(begin)
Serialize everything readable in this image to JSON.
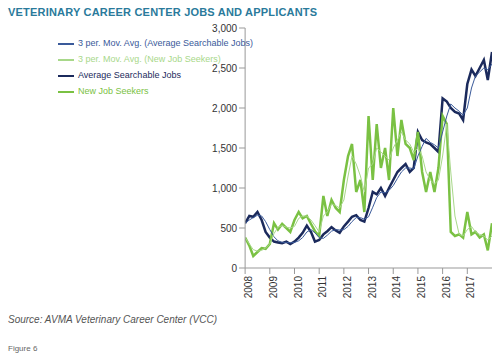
{
  "chart_data": {
    "type": "line",
    "title": "VETERINARY CAREER CENTER JOBS AND APPLICANTS",
    "source": "Source: AVMA Veterinary Career Center (VCC)",
    "figure_label": "Figure 6",
    "x": [
      2008,
      2008.17,
      2008.33,
      2008.5,
      2008.67,
      2008.83,
      2009,
      2009.17,
      2009.33,
      2009.5,
      2009.67,
      2009.83,
      2010,
      2010.17,
      2010.33,
      2010.5,
      2010.67,
      2010.83,
      2011,
      2011.17,
      2011.33,
      2011.5,
      2011.67,
      2011.83,
      2012,
      2012.17,
      2012.33,
      2012.5,
      2012.67,
      2012.83,
      2013,
      2013.17,
      2013.33,
      2013.5,
      2013.67,
      2013.83,
      2014,
      2014.17,
      2014.33,
      2014.5,
      2014.67,
      2014.83,
      2015,
      2015.17,
      2015.33,
      2015.5,
      2015.67,
      2015.83,
      2016,
      2016.17,
      2016.33,
      2016.5,
      2016.67,
      2016.83,
      2017,
      2017.17,
      2017.33,
      2017.5,
      2017.67,
      2017.83,
      2018
    ],
    "series": [
      {
        "name": "Average Searchable Jobs",
        "color": "#1b2a5c",
        "values": [
          560,
          650,
          640,
          700,
          600,
          450,
          380,
          330,
          320,
          310,
          330,
          300,
          330,
          380,
          440,
          530,
          450,
          330,
          350,
          420,
          460,
          510,
          470,
          440,
          520,
          580,
          640,
          660,
          600,
          580,
          750,
          950,
          920,
          1000,
          900,
          1000,
          1100,
          1200,
          1250,
          1300,
          1200,
          1250,
          1700,
          1600,
          1570,
          1550,
          1500,
          1450,
          2120,
          2080,
          2000,
          1950,
          1930,
          1850,
          2300,
          2480,
          2400,
          2500,
          2600,
          2350,
          2700
        ]
      },
      {
        "name": "New Job Seekers",
        "color": "#7ac143",
        "values": [
          380,
          280,
          150,
          200,
          250,
          240,
          300,
          560,
          480,
          550,
          500,
          450,
          600,
          700,
          620,
          650,
          550,
          460,
          400,
          900,
          650,
          850,
          750,
          700,
          1100,
          1400,
          1550,
          950,
          1100,
          700,
          1900,
          1100,
          1800,
          1250,
          1500,
          1100,
          2000,
          1400,
          1850,
          1550,
          1500,
          1350,
          1700,
          1200,
          950,
          1200,
          950,
          1250,
          1900,
          1800,
          450,
          400,
          420,
          380,
          700,
          420,
          450,
          380,
          420,
          220,
          560
        ]
      },
      {
        "name": "3 per. Mov. Avg. (Average Searchable Jobs)",
        "color": "#3a5a9a",
        "values": [
          560,
          600,
          630,
          660,
          650,
          580,
          480,
          390,
          340,
          320,
          320,
          315,
          320,
          340,
          380,
          450,
          480,
          440,
          380,
          370,
          410,
          460,
          480,
          475,
          480,
          520,
          580,
          630,
          630,
          610,
          640,
          760,
          880,
          950,
          940,
          970,
          1030,
          1120,
          1200,
          1250,
          1250,
          1240,
          1400,
          1520,
          1620,
          1570,
          1540,
          1500,
          1700,
          1900,
          2050,
          2000,
          1960,
          1910,
          2000,
          2250,
          2400,
          2450,
          2500,
          2480,
          2550
        ]
      },
      {
        "name": "3 per. Mov. Avg. (New Job Seekers)",
        "color": "#a8d88a",
        "values": [
          380,
          300,
          230,
          210,
          220,
          250,
          300,
          430,
          510,
          530,
          510,
          500,
          520,
          620,
          650,
          650,
          600,
          530,
          450,
          650,
          700,
          800,
          780,
          750,
          850,
          1150,
          1400,
          1300,
          1150,
          950,
          1250,
          1300,
          1500,
          1450,
          1400,
          1350,
          1500,
          1600,
          1700,
          1600,
          1550,
          1450,
          1500,
          1400,
          1200,
          1100,
          1050,
          1100,
          1400,
          1800,
          1200,
          650,
          420,
          400,
          480,
          520,
          450,
          420,
          400,
          350,
          400
        ]
      }
    ],
    "xlim": [
      2008,
      2018
    ],
    "xticks": [
      2008,
      2009,
      2010,
      2011,
      2012,
      2013,
      2014,
      2015,
      2016,
      2017
    ],
    "ylim": [
      0,
      3000
    ],
    "yticks": [
      0,
      500,
      {
        "value": 1000,
        "label": "1,000"
      },
      {
        "value": 1500,
        "label": "1,500"
      },
      {
        "value": 2000,
        "label": "2,000"
      },
      {
        "value": 2500,
        "label": "2,500"
      },
      {
        "value": 3000,
        "label": "3,000"
      }
    ],
    "grid": false,
    "legend": "top-left"
  }
}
(end)
→ What is expected:
Gather every line from the listing above in which "color" appears, and copy those lines.

→ Written solution:
        "color": "#1b2a5c",
        "color": "#7ac143",
        "color": "#3a5a9a",
        "color": "#a8d88a",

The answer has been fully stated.